Data for this task »
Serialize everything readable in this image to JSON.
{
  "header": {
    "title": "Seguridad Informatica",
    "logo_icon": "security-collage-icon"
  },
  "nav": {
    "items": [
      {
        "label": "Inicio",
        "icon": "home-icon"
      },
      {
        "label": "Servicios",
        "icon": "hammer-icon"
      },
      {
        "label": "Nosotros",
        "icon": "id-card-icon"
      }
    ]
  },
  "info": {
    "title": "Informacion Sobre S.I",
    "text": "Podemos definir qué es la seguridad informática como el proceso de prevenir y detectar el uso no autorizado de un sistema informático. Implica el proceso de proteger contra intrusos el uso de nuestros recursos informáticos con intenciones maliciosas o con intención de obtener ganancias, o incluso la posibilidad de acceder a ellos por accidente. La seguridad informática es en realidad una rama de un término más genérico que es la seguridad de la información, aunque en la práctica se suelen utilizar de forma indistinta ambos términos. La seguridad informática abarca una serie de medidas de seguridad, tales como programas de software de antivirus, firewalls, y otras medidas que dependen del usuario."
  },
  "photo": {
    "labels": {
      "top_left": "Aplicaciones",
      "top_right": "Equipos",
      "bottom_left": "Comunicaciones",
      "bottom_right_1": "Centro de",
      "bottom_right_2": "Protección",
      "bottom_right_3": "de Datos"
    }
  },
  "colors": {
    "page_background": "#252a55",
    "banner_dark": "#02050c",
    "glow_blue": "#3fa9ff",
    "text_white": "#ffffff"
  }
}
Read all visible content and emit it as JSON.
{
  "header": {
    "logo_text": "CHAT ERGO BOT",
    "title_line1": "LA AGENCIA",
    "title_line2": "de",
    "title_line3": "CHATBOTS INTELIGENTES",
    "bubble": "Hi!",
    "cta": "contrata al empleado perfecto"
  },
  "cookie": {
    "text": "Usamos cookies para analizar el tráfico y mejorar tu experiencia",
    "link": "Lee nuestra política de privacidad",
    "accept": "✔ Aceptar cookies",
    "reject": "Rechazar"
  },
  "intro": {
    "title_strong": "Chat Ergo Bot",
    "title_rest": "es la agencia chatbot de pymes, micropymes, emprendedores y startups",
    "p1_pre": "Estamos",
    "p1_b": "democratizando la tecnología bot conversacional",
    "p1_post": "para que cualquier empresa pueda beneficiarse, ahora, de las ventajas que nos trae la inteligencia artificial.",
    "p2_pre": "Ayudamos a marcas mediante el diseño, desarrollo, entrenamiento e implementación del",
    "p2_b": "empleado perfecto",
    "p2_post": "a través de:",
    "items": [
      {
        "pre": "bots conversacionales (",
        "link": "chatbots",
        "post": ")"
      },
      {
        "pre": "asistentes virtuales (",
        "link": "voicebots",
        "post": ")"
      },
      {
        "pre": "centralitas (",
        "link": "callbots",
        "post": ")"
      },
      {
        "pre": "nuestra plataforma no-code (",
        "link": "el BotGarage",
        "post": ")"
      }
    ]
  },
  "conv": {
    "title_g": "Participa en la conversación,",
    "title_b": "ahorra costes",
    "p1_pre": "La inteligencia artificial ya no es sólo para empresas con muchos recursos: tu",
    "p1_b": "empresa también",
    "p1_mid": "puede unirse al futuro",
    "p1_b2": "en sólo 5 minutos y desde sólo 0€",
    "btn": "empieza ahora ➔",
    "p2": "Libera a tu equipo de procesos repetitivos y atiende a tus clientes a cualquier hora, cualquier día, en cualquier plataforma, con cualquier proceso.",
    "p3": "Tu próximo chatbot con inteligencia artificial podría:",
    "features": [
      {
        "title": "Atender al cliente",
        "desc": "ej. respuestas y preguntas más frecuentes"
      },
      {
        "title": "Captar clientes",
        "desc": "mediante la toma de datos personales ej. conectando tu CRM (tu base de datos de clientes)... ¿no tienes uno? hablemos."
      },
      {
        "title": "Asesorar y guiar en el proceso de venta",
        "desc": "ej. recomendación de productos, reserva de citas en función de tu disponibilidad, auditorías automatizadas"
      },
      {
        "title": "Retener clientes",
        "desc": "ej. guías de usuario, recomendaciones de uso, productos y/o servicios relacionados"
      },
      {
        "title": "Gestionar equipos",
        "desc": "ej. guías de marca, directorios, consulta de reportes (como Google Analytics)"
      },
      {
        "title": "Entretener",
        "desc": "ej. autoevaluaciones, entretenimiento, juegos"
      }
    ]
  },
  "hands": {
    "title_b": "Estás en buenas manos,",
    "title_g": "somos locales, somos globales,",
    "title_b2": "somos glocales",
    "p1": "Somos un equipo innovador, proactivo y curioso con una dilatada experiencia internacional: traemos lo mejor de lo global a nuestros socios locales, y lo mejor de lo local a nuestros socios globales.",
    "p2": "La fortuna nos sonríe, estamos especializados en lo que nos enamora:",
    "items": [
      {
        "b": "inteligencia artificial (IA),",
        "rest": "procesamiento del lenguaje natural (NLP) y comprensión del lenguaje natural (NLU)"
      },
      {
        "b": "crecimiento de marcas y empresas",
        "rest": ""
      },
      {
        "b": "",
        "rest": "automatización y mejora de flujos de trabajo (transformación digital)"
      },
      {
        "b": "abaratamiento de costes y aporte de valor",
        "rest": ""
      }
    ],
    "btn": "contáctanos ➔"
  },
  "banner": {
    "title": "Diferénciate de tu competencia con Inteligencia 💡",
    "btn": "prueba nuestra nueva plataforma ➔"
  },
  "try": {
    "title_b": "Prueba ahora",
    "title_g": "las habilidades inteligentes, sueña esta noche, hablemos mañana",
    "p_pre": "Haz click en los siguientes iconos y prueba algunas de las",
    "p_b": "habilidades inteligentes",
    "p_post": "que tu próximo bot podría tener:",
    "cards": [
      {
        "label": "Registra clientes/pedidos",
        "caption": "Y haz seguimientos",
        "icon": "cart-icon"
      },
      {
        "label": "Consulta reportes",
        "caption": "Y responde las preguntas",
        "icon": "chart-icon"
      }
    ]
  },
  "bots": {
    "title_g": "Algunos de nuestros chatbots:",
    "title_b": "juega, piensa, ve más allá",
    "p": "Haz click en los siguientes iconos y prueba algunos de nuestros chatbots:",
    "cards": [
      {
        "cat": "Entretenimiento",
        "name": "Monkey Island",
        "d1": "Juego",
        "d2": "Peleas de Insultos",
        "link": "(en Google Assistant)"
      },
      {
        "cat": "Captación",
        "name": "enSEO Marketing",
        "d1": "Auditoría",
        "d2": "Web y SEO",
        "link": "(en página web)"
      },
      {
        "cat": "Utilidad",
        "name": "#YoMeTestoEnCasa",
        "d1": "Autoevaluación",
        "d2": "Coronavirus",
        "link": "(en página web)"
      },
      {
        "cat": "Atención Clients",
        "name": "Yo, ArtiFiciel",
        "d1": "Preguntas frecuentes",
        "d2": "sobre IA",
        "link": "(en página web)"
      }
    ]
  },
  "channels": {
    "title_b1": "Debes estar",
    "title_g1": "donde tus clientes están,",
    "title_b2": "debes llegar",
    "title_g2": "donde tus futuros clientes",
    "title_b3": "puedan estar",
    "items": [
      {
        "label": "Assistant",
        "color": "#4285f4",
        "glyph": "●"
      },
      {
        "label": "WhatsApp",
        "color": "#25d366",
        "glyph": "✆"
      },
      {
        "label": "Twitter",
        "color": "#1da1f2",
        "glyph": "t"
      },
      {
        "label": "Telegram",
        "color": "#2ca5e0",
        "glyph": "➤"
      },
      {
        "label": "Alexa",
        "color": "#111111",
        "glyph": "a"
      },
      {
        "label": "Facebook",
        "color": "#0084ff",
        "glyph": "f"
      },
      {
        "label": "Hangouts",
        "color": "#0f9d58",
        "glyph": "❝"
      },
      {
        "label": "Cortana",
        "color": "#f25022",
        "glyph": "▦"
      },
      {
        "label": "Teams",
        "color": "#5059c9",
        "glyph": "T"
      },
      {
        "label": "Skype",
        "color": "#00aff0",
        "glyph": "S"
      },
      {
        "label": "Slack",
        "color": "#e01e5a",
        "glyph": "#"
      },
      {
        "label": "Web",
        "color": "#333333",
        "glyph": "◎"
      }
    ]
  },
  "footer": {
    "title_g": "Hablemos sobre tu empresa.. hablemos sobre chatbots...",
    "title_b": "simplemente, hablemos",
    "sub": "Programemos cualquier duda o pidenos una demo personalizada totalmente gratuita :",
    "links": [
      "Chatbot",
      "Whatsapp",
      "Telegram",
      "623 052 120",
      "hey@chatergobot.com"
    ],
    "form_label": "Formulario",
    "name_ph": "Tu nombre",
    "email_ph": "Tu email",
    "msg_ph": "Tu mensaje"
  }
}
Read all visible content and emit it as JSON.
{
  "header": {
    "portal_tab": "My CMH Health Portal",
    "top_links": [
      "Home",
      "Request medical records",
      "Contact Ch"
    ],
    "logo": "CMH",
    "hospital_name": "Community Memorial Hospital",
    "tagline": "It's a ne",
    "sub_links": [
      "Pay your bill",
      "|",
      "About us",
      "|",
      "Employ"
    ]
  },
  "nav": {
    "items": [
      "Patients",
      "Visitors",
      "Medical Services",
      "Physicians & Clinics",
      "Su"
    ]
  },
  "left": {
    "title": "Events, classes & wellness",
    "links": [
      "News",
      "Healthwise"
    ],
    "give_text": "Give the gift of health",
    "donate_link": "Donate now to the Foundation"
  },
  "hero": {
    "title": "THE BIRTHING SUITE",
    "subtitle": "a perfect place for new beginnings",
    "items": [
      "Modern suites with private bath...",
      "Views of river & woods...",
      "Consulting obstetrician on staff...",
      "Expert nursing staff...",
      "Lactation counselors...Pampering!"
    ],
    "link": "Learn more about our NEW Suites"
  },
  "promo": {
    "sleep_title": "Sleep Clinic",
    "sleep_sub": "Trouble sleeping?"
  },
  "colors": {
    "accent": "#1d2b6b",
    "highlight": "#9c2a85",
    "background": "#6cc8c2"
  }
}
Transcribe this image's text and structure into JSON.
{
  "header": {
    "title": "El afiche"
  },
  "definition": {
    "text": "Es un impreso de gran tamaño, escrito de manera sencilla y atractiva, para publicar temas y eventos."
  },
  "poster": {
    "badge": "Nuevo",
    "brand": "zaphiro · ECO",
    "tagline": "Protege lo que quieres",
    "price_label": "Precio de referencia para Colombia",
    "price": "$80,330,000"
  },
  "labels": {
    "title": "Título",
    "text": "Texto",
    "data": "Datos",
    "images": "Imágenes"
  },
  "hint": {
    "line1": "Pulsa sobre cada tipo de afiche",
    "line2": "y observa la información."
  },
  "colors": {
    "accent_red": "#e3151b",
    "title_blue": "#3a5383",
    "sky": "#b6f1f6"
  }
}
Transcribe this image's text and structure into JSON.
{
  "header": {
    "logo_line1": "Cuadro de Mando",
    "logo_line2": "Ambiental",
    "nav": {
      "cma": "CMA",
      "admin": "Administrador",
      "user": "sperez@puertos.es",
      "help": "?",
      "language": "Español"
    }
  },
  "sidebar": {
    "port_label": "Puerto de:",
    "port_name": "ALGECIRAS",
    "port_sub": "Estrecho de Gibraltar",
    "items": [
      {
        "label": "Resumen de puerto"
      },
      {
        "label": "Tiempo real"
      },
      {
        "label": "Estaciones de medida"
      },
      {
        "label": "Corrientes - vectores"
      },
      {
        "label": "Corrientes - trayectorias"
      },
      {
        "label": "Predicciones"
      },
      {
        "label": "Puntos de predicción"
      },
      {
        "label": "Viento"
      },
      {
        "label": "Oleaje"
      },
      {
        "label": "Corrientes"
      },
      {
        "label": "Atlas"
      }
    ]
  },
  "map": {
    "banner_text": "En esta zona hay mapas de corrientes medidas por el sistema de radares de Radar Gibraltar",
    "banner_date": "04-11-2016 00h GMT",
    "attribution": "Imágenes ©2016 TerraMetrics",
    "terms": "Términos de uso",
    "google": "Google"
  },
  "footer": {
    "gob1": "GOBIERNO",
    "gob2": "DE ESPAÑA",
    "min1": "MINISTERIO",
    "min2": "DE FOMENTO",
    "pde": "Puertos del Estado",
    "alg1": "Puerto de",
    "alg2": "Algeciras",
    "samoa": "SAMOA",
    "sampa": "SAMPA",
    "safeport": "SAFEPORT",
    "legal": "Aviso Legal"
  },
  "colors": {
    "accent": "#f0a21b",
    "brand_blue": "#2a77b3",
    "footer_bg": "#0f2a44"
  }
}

Exercise requirements » Reply with nothing but a number: how many lines of the entries above contain the string "empresas"?

Expected answer » 2